--- START OF DATASET RECORDS ---

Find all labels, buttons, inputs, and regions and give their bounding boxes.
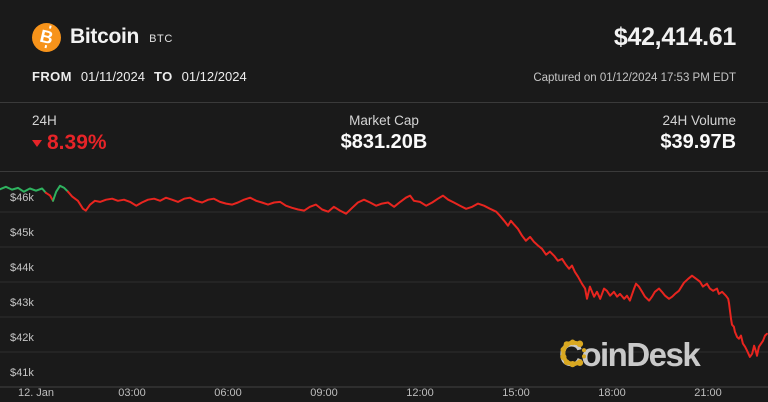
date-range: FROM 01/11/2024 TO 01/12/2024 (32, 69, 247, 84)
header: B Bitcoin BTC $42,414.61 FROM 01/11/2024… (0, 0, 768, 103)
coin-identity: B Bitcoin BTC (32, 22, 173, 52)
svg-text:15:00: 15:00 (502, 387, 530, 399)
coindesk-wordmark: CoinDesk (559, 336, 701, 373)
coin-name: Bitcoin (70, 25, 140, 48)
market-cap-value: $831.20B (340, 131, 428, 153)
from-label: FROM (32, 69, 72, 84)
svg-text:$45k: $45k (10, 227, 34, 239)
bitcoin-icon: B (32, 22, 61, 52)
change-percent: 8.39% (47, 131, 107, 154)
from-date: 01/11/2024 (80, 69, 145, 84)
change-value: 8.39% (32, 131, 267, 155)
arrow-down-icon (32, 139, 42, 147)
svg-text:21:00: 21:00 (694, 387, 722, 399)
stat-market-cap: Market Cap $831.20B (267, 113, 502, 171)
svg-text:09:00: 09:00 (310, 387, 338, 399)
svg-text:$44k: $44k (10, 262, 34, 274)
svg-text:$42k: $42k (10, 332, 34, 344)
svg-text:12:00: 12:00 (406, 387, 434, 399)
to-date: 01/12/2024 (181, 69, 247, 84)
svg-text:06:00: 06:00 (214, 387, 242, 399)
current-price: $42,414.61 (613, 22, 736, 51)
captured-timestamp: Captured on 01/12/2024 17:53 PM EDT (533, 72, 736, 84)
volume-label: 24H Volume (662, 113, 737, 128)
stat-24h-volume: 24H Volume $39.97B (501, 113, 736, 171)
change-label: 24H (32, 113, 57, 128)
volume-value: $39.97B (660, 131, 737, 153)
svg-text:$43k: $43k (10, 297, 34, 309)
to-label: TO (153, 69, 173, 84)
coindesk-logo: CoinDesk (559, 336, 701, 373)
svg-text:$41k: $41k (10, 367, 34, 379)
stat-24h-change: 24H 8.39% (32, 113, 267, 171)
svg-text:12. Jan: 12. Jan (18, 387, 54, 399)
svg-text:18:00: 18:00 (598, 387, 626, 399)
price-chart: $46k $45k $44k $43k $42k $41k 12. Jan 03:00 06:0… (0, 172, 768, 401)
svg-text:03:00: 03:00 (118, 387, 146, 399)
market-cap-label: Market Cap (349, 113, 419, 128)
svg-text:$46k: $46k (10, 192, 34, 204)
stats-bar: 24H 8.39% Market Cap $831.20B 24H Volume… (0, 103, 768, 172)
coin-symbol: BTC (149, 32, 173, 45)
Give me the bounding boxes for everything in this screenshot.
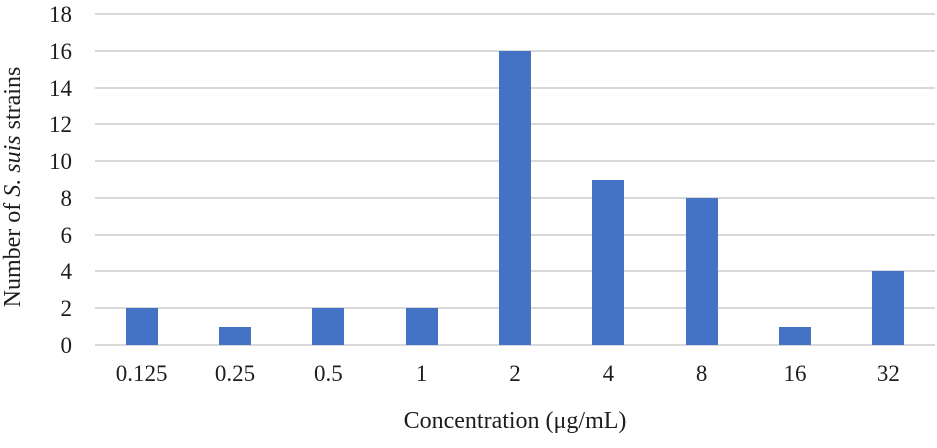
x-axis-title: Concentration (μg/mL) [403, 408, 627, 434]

--- END OF DATASET RECORDS ---

[WRITTEN REQUEST] Pull out every line in the material above that contains the string "boxes", treating uppercase and lowercase letters as different.

[ANSWER BELOW]
Find all labels, buttons, inputs, and regions and give their bounding boxes.
Give me the bounding boxes for everything in this screenshot.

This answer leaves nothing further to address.